### What is expected
Repeat every record below exactly as written.

Data records:
— begin —
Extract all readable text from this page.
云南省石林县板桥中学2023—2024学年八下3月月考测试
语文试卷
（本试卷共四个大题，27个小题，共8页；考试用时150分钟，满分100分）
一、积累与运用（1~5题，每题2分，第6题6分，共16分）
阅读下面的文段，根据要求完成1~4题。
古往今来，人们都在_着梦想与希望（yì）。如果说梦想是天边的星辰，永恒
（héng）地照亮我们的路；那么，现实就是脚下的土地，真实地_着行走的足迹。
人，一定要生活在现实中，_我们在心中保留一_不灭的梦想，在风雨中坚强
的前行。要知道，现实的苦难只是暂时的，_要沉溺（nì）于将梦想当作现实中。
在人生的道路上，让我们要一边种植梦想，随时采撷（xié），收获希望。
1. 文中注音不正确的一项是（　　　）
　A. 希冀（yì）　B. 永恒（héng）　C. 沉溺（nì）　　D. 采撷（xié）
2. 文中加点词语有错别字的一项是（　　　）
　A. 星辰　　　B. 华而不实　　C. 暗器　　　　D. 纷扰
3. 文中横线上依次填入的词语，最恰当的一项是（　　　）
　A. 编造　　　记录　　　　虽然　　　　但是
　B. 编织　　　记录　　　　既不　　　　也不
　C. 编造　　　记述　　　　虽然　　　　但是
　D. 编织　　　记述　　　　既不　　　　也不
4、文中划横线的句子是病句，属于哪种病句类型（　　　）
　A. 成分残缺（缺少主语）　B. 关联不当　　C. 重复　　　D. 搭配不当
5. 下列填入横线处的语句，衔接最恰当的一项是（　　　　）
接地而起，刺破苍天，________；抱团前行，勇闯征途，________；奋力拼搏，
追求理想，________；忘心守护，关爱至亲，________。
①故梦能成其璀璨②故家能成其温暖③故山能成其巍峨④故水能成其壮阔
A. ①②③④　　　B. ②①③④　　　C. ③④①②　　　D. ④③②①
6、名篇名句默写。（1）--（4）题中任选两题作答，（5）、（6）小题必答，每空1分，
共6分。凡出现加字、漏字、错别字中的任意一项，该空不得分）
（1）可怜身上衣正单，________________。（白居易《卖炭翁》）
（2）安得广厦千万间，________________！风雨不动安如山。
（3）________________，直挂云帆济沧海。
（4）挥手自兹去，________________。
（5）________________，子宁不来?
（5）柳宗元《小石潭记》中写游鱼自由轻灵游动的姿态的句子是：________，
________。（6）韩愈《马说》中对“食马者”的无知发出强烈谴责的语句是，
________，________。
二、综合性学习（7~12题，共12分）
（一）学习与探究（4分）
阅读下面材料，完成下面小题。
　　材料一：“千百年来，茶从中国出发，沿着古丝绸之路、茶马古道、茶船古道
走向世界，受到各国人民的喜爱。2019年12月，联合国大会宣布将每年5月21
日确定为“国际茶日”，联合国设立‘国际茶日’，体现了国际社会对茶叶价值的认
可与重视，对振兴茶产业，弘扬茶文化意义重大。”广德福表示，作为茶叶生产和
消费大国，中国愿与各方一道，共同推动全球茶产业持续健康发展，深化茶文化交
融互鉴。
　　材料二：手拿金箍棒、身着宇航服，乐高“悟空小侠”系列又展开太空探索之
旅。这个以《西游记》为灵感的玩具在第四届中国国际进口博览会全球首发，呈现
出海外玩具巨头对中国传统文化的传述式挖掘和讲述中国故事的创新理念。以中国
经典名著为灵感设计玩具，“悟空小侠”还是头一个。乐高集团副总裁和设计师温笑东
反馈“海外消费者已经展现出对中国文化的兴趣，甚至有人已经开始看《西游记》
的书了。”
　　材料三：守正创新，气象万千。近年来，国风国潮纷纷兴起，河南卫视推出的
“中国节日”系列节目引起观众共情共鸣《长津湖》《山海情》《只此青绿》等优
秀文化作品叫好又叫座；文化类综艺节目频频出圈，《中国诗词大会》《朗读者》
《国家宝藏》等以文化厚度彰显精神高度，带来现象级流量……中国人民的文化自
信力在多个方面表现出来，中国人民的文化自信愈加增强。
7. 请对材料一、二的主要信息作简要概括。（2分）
— end —
### Finished exercise
Extract all readable text from this page.
云南省石林县板桥中学2023—2024学年八下3月月考测试
语文试卷
（本试卷共四个大题，27个小题，共8页；考试用时150分钟，满分100分）
一、积累与运用（1~5题，每题2分，第6题6分，共16分）
阅读下面的文段，根据要求完成1~4题。
古往今来，人们都在_着梦想与希望（yì）。如果说梦想是天边的星辰，永恒
（héng）地照亮我们的路；那么，现实就是脚下的土地，真实地_着行走的足迹。
人，一定要生活在现实中，_我们在心中保留一_不灭的梦想，在风雨中坚强
的前行。要知道，现实的苦难只是暂时的，_要沉溺（nì）于将梦想当作现实中。
在人生的道路上，让我们要一边种植梦想，随时采撷（xié），收获希望。
1. 文中注音不正确的一项是（　　　）
　A. 希冀（yì）　B. 永恒（héng）　C. 沉溺（nì）　　D. 采撷（xié）
2. 文中加点词语有错别字的一项是（　　　）
　A. 星辰　　　B. 华而不实　　C. 暗器　　　　D. 纷扰
3. 文中横线上依次填入的词语，最恰当的一项是（　　　）
　A. 编造　　　记录　　　　虽然　　　　但是
　B. 编织　　　记录　　　　既不　　　　也不
　C. 编造　　　记述　　　　虽然　　　　但是
　D. 编织　　　记述　　　　既不　　　　也不
4、文中划横线的句子是病句，属于哪种病句类型（　　　）
　A. 成分残缺（缺少主语）　B. 关联不当　　C. 重复　　　D. 搭配不当
5. 下列填入横线处的语句，衔接最恰当的一项是（　　　　）
接地而起，刺破苍天，________；抱团前行，勇闯征途，________；奋力拼搏，
追求理想，________；忘心守护，关爱至亲，________。
①故梦能成其璀璨②故家能成其温暖③故山能成其巍峨④故水能成其壮阔
A. ①②③④　　　B. ②①③④　　　C. ③④①②　　　D. ④③②①
6、名篇名句默写。（1）--（4）题中任选两题作答，（5）、（6）小题必答，每空1分，
共6分。凡出现加字、漏字、错别字中的任意一项，该空不得分）
（1）可怜身上衣正单，________________。（白居易《卖炭翁》）
（2）安得广厦千万间，________________！风雨不动安如山。
（3）________________，直挂云帆济沧海。
（4）挥手自兹去，________________。
（5）________________，子宁不来?
（5）柳宗元《小石潭记》中写游鱼自由轻灵游动的姿态的句子是：________，
________。（6）韩愈《马说》中对“食马者”的无知发出强烈谴责的语句是，
________，________。
二、综合性学习（7~12题，共12分）
（一）学习与探究（4分）
阅读下面材料，完成下面小题。
　　材料一：“千百年来，茶从中国出发，沿着古丝绸之路、茶马古道、茶船古道
走向世界，受到各国人民的喜爱。2019年12月，联合国大会宣布将每年5月21
日确定为“国际茶日”，联合国设立‘国际茶日’，体现了国际社会对茶叶价值的认
可与重视，对振兴茶产业，弘扬茶文化意义重大。”广德福表示，作为茶叶生产和
消费大国，中国愿与各方一道，共同推动全球茶产业持续健康发展，深化茶文化交
融互鉴。
　　材料二：手拿金箍棒、身着宇航服，乐高“悟空小侠”系列又展开太空探索之
旅。这个以《西游记》为灵感的玩具在第四届中国国际进口博览会全球首发，呈现
出海外玩具巨头对中国传统文化的传述式挖掘和讲述中国故事的创新理念。以中国
经典名著为灵感设计玩具，“悟空小侠”还是头一个。乐高集团副总裁和设计师温笑东
反馈“海外消费者已经展现出对中国文化的兴趣，甚至有人已经开始看《西游记》
的书了。”
　　材料三：守正创新，气象万千。近年来，国风国潮纷纷兴起，河南卫视推出的
“中国节日”系列节目引起观众共情共鸣《长津湖》《山海情》《只此青绿》等优
秀文化作品叫好又叫座；文化类综艺节目频频出圈，《中国诗词大会》《朗读者》
《国家宝藏》等以文化厚度彰显精神高度，带来现象级流量……中国人民的文化自
信力在多个方面表现出来，中国人民的文化自信愈加增强。
7. 请对材料一、二的主要信息作简要概括。（2分）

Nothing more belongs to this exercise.